[Begin]

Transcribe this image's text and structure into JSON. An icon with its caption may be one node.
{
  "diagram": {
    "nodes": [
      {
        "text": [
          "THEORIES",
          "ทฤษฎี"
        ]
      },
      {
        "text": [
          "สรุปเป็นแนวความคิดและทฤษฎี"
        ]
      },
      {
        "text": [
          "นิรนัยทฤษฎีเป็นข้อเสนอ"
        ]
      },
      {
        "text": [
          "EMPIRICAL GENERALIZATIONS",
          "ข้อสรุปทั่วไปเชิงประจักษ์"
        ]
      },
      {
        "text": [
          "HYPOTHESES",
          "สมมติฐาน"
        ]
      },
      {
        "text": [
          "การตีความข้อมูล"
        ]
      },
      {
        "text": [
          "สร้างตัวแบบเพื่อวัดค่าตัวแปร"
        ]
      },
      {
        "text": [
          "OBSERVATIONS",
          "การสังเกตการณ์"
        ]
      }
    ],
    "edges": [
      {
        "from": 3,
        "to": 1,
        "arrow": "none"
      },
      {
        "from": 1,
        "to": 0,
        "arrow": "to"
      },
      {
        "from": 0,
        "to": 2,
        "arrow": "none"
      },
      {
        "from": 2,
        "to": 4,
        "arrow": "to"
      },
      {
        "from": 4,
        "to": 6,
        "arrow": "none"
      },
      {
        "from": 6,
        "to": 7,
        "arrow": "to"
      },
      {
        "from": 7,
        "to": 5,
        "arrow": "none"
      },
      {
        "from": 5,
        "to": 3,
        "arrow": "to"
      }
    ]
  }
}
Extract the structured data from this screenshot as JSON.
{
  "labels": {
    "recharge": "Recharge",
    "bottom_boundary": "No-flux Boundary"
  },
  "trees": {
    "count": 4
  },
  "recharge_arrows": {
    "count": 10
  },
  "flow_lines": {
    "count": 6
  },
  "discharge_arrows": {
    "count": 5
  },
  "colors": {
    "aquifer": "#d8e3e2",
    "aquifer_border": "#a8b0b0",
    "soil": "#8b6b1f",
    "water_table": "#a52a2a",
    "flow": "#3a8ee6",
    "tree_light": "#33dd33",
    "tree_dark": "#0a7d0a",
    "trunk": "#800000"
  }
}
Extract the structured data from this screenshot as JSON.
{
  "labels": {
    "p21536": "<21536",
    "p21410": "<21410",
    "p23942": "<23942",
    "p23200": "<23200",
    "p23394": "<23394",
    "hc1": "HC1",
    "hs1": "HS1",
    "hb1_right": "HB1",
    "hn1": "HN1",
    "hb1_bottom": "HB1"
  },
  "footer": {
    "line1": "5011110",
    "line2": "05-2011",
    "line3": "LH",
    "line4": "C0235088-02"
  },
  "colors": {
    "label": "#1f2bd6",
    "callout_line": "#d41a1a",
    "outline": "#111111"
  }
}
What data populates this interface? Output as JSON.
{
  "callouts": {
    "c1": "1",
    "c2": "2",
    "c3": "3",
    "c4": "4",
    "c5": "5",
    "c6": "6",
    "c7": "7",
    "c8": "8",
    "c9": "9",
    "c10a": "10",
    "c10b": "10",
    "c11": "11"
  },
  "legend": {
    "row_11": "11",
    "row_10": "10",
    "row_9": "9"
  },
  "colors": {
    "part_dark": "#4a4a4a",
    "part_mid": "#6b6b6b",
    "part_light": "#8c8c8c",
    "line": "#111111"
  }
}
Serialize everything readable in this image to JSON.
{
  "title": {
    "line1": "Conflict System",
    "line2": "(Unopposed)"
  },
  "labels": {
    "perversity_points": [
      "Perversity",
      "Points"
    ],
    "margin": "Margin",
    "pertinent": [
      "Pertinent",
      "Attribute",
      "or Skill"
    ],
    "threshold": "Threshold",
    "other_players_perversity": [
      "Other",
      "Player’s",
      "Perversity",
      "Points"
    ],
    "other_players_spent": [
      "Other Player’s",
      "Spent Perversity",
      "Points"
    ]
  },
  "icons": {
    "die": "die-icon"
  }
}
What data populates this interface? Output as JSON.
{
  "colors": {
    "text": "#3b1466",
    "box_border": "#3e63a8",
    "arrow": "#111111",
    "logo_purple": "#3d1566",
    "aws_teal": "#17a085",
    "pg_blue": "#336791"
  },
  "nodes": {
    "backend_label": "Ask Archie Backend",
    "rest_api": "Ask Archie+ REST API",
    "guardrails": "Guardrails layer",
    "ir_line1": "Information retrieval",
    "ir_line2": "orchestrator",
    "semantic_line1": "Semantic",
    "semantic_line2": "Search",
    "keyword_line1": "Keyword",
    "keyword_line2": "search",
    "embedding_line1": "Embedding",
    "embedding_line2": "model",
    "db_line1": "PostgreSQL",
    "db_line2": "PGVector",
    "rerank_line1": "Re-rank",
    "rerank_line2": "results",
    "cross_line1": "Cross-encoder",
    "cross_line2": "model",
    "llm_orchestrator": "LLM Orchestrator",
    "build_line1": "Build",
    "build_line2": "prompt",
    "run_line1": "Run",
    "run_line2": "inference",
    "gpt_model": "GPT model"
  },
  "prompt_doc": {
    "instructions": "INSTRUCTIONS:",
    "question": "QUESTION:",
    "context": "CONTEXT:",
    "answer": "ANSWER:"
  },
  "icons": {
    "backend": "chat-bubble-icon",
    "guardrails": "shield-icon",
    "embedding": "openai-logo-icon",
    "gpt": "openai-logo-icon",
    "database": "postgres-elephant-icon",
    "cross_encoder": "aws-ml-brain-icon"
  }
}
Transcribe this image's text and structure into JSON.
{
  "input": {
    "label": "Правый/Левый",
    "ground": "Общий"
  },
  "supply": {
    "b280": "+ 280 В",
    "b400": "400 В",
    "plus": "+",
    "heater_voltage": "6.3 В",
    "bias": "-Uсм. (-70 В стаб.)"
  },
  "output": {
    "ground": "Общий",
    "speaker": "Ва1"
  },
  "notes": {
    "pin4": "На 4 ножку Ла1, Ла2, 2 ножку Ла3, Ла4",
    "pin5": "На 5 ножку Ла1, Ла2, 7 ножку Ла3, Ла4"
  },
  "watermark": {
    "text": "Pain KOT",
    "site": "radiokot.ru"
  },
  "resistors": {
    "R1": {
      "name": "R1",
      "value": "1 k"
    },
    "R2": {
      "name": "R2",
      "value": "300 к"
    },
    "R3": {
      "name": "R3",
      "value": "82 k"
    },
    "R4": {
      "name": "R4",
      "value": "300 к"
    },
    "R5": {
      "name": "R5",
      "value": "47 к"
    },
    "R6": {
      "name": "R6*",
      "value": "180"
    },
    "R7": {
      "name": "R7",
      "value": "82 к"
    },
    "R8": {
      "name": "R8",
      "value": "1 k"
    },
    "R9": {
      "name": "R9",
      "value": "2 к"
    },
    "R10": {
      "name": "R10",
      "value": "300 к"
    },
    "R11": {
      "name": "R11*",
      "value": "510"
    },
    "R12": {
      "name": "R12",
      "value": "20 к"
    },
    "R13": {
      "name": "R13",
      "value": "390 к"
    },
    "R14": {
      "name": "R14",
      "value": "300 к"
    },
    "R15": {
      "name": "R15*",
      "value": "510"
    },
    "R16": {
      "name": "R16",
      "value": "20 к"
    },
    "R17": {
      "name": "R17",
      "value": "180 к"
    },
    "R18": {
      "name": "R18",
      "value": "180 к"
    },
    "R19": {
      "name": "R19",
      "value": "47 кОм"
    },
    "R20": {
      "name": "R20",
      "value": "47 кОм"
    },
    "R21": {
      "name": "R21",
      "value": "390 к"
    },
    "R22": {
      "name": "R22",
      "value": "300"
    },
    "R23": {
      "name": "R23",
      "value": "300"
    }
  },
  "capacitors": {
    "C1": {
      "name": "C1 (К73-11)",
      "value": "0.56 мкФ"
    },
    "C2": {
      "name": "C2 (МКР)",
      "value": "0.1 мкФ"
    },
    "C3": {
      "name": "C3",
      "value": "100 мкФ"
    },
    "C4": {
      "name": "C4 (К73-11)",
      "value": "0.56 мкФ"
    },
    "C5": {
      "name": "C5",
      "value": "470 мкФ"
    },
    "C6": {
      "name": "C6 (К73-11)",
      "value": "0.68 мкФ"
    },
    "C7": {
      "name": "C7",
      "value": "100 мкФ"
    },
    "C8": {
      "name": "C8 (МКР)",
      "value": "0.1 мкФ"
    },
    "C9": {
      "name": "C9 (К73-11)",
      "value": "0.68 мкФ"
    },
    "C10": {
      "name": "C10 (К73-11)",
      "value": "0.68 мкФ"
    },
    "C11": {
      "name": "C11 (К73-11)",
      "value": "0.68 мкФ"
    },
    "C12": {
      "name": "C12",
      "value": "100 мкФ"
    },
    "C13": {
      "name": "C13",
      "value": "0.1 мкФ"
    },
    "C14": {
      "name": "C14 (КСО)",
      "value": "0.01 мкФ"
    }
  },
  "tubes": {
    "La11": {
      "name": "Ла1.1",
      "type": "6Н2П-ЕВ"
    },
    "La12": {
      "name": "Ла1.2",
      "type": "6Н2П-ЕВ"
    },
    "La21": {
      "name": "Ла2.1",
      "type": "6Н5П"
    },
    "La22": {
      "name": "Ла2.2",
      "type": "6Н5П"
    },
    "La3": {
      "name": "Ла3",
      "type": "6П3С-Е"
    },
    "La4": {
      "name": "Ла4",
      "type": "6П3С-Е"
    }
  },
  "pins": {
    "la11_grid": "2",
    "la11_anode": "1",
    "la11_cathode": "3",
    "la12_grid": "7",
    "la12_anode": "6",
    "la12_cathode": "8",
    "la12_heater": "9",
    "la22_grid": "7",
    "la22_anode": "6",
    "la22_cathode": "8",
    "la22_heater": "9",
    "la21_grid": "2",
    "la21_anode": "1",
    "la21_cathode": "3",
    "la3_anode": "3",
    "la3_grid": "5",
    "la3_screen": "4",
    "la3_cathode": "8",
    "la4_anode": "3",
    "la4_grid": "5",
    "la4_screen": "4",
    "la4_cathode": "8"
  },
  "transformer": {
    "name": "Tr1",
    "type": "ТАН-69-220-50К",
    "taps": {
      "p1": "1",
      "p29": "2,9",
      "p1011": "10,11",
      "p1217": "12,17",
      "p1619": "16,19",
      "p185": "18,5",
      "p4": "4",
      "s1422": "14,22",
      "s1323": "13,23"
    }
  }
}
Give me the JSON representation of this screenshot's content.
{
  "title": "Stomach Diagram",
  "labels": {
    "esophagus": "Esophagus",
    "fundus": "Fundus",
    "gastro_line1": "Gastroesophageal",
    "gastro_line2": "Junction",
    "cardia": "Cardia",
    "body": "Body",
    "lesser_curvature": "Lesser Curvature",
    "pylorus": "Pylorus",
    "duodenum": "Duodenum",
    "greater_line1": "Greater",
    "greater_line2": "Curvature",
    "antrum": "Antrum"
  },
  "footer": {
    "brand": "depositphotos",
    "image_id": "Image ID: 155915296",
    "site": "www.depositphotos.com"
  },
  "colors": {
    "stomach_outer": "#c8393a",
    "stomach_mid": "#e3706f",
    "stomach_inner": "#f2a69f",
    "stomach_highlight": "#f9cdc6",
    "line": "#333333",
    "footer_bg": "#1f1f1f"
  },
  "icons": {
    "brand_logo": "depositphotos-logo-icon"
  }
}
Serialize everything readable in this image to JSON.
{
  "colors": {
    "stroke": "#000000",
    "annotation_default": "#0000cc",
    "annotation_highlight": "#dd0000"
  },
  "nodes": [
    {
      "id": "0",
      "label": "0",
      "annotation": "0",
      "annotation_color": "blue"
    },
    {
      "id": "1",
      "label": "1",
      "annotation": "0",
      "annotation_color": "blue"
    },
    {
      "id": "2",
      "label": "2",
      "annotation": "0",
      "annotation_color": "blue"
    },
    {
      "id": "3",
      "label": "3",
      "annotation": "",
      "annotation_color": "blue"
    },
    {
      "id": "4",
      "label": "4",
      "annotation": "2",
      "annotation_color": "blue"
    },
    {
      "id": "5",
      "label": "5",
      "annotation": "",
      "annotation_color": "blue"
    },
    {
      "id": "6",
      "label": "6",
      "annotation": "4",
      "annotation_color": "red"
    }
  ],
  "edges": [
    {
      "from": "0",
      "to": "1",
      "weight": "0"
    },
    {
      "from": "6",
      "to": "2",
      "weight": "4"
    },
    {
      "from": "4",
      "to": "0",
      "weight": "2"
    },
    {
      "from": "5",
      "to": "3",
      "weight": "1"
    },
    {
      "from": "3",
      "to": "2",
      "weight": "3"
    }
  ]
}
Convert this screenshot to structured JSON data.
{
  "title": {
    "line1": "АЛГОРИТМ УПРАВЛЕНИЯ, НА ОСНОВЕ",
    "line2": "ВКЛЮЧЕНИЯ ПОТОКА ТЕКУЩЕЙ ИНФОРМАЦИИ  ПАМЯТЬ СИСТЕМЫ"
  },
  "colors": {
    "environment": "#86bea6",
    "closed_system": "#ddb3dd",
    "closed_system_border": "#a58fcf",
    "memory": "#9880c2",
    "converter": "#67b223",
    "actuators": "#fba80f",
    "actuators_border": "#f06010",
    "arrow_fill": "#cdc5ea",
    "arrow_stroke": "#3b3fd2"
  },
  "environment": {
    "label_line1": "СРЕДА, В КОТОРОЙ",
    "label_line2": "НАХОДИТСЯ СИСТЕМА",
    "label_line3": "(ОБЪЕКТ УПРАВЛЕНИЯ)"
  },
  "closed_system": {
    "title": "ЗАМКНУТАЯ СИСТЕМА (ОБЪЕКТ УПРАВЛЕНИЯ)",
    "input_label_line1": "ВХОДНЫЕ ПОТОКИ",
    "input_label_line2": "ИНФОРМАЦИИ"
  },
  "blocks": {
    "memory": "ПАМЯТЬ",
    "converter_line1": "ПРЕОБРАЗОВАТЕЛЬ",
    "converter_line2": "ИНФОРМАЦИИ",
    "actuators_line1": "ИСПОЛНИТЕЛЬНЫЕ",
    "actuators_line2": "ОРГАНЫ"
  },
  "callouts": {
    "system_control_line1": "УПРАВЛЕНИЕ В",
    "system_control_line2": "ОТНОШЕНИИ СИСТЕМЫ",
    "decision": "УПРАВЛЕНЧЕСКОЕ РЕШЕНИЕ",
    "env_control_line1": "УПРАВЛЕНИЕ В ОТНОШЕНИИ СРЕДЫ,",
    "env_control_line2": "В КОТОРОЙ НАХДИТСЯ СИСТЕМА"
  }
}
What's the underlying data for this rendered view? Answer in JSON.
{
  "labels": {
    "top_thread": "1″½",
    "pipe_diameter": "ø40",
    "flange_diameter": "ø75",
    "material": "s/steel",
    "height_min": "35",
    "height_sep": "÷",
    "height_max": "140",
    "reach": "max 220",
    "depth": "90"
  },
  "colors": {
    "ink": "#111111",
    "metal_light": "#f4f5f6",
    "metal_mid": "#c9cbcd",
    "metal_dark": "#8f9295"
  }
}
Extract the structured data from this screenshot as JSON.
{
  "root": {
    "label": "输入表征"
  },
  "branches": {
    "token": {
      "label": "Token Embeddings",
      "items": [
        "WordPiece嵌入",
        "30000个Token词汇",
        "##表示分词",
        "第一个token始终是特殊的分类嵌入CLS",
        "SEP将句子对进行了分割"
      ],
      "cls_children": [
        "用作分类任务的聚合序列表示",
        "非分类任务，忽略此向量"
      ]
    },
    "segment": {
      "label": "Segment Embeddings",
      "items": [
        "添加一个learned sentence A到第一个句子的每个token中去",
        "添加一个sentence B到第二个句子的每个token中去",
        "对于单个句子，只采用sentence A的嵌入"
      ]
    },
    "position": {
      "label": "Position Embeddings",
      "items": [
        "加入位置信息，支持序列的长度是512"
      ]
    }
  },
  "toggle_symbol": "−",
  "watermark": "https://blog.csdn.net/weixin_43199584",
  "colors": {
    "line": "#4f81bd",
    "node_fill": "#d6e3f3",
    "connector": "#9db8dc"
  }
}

[End]

Read through the entries and copy every line that includes "ПАМЯТЬ".

**THE RESPONSE:**
    "line2": "ВКЛЮЧЕНИЯ ПОТОКА ТЕКУЩЕЙ ИНФОРМАЦИИ  ПАМЯТЬ СИСТЕМЫ"
    "memory": "ПАМЯТЬ",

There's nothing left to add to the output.